(Figure dataset records)
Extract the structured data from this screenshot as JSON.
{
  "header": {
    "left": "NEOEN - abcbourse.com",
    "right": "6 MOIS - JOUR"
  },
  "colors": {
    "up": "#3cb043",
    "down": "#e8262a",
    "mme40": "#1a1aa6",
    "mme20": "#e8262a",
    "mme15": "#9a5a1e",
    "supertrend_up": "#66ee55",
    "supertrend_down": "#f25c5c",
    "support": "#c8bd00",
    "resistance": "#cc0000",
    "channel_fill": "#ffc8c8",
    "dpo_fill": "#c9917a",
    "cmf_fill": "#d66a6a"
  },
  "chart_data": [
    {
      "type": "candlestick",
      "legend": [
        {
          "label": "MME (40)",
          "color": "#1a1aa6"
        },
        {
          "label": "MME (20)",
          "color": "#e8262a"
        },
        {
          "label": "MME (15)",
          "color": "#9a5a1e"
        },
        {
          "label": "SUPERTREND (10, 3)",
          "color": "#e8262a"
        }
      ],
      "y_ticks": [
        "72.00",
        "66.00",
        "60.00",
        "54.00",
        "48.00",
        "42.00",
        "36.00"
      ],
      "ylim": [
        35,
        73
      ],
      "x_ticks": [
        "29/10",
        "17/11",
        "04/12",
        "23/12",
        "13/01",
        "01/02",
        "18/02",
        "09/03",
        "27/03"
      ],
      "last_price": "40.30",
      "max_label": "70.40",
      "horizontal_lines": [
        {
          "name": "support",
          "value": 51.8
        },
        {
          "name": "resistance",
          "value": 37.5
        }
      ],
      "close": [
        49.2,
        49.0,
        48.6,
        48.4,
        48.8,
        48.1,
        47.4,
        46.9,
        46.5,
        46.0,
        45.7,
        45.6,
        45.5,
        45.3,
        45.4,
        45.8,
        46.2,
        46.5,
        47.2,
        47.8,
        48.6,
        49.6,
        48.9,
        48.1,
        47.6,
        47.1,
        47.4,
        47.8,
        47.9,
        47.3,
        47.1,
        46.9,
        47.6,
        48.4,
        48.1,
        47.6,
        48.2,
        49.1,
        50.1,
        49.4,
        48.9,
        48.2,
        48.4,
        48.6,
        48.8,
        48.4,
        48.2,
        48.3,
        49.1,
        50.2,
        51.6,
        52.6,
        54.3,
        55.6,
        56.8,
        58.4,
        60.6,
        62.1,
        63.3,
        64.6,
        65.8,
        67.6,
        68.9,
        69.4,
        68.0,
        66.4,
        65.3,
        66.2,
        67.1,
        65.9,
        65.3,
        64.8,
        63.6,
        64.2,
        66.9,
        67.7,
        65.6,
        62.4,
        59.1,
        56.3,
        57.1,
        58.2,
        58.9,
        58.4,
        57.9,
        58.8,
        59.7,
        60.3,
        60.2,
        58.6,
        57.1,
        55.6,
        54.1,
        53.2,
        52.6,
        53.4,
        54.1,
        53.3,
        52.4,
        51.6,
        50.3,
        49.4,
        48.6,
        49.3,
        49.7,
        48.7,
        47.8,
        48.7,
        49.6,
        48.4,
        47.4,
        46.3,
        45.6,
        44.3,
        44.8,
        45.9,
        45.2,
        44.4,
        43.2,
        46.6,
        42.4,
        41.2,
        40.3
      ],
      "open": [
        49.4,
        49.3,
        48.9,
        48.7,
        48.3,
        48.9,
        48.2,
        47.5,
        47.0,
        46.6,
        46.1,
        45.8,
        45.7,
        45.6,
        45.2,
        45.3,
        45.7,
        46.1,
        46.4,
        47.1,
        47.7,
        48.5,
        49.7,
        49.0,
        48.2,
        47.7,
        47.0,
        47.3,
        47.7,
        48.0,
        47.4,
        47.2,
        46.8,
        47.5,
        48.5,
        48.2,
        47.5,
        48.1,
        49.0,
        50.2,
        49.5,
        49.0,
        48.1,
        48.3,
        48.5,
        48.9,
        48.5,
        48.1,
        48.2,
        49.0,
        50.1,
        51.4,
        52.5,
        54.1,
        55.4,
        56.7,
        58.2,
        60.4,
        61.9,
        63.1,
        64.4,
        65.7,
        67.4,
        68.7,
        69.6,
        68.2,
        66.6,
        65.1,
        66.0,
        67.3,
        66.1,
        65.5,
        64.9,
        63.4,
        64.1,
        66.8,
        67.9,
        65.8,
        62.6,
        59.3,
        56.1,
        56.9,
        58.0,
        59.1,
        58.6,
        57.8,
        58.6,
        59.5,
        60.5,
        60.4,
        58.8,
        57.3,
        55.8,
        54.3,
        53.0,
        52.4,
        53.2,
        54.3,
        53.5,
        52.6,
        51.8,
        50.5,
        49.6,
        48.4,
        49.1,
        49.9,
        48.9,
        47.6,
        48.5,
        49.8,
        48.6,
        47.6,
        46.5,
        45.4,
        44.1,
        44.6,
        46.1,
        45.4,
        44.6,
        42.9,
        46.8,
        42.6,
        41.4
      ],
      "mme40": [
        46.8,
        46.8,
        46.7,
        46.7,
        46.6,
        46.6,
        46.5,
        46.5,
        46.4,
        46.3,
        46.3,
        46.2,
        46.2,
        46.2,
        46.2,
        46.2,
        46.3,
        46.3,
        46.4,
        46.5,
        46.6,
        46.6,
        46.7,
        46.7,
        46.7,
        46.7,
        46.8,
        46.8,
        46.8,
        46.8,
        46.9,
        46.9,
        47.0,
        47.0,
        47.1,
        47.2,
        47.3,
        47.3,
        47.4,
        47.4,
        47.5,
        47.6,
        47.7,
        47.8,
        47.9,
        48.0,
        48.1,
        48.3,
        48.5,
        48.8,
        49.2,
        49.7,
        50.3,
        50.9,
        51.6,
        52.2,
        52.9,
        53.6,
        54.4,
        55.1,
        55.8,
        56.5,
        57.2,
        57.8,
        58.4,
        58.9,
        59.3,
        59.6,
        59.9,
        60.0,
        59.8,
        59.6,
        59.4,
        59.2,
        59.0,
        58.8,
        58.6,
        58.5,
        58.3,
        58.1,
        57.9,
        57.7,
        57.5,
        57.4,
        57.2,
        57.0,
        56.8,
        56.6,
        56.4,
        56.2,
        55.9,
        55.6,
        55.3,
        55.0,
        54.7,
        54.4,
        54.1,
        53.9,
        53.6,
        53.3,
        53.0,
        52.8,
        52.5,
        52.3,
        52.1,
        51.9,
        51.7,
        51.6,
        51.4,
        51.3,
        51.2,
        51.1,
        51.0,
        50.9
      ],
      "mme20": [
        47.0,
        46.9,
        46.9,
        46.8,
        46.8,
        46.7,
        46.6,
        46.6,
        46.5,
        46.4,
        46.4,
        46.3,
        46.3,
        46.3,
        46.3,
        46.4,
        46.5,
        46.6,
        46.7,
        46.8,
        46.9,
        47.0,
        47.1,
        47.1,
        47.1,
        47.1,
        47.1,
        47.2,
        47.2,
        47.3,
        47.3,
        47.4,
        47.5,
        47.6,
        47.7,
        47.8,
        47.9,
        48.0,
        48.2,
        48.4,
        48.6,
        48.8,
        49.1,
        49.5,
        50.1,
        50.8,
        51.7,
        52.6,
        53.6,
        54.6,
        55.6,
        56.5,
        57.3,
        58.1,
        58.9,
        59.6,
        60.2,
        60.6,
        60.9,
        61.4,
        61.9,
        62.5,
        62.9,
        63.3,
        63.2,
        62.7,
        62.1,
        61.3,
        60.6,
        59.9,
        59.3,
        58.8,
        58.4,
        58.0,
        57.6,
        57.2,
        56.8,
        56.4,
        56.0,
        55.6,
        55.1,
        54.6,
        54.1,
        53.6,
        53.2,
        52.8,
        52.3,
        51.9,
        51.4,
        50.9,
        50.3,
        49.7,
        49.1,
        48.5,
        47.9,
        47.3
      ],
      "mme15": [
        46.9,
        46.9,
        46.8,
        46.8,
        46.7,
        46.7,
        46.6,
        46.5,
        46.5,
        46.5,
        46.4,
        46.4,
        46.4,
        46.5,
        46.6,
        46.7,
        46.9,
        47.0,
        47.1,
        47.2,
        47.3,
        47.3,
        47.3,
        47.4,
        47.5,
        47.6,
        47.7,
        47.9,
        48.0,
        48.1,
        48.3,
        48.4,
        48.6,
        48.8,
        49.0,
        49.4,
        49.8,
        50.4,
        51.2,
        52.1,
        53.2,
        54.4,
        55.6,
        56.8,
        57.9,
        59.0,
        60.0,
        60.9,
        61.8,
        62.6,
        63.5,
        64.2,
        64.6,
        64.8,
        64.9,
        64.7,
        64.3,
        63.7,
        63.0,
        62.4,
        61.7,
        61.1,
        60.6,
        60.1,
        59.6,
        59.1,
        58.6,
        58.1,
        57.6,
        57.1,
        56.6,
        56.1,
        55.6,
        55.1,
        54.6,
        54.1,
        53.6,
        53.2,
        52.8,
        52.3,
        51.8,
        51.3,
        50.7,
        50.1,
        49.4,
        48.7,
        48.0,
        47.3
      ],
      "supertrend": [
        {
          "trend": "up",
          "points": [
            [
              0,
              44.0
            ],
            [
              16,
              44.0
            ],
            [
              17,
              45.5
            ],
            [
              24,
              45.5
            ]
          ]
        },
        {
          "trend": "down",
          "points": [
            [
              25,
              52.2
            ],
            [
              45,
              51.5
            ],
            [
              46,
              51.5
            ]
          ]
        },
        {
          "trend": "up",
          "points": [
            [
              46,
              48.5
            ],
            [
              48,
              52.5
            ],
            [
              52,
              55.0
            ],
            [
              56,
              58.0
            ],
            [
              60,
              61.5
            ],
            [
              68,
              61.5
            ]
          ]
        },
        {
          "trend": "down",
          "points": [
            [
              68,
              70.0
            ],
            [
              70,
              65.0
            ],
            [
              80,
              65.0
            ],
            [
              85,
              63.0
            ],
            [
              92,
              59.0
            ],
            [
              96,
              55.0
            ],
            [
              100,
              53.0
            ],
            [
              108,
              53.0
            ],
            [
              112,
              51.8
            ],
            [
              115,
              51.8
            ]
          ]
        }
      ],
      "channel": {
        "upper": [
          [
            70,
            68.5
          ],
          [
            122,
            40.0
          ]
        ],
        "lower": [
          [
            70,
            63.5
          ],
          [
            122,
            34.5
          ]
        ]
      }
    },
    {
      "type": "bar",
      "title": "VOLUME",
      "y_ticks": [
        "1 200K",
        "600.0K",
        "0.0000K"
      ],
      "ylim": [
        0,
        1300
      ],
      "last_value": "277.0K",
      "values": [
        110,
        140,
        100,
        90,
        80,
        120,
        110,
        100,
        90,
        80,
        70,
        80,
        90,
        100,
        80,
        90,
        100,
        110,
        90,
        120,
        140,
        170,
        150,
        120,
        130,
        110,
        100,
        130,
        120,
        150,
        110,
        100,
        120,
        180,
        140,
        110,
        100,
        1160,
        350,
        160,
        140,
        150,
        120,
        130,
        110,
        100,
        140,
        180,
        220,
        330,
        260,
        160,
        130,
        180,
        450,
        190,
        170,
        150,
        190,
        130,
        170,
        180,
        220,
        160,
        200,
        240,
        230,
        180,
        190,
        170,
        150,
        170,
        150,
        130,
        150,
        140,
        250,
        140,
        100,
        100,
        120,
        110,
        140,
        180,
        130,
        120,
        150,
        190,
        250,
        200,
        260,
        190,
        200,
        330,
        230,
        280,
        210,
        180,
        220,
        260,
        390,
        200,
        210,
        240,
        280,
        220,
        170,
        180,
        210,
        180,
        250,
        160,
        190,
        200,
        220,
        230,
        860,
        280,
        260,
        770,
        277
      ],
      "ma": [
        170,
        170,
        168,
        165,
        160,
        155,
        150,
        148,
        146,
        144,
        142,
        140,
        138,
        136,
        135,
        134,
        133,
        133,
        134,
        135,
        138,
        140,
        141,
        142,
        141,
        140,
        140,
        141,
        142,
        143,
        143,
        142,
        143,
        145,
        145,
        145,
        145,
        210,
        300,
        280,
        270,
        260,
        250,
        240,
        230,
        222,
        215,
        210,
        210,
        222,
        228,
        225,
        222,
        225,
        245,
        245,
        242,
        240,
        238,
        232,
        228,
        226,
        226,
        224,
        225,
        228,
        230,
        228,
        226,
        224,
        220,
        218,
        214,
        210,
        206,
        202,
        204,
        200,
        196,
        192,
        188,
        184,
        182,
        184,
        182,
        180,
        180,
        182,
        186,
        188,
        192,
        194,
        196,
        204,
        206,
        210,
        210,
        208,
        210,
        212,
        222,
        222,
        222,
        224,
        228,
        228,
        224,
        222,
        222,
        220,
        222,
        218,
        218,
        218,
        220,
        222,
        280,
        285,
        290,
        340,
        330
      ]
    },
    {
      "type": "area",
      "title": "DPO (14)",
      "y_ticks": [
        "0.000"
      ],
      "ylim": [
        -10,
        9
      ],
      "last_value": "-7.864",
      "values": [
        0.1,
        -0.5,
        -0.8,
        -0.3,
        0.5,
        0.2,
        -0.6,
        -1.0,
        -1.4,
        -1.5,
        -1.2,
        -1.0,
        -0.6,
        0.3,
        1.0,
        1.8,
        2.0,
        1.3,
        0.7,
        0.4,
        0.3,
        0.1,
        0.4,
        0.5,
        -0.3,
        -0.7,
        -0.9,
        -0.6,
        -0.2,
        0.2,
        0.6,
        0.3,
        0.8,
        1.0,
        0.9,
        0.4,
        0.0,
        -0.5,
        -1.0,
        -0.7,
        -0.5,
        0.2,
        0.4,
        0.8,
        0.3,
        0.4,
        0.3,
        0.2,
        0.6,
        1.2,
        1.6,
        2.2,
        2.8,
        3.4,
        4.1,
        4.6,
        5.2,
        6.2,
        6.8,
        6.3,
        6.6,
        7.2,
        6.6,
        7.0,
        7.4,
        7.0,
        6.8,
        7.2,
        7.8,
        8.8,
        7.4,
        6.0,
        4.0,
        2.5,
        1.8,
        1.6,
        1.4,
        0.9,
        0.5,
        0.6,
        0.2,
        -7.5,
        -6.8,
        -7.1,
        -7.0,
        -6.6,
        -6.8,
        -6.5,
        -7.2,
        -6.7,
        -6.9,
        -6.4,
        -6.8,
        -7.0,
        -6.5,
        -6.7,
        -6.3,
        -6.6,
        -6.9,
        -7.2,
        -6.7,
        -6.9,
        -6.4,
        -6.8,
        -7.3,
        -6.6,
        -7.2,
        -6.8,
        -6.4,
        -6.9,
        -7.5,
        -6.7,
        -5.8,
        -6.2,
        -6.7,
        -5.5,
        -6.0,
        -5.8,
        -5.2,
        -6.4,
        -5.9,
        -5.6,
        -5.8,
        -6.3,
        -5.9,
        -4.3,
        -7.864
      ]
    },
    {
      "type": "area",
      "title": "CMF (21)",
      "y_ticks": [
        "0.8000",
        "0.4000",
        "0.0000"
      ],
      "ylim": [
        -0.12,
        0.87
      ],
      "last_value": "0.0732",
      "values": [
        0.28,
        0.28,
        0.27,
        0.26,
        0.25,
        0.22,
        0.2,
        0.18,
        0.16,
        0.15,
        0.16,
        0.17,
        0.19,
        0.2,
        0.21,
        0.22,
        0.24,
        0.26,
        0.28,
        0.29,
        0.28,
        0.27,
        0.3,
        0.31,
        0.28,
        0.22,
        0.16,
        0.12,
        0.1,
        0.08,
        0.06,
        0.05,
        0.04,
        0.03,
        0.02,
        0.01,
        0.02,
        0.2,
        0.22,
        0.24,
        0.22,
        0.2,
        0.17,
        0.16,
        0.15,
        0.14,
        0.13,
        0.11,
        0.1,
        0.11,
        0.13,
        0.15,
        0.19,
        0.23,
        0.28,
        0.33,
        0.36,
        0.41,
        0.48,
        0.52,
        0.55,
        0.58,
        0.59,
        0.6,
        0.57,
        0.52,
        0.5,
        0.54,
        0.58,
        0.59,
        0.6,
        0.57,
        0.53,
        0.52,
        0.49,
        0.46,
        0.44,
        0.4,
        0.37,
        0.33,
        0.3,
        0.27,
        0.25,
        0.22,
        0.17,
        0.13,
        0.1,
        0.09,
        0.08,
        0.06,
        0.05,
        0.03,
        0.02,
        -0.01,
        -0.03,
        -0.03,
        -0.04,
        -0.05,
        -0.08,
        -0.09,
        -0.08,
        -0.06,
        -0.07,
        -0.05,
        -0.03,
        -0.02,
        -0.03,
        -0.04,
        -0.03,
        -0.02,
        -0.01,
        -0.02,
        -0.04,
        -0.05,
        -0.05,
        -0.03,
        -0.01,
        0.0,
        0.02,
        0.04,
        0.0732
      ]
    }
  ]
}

Stated task => Identify how many lines in the entries above contain the word "resistance" and provide only that figure.

Response to this exercise => 2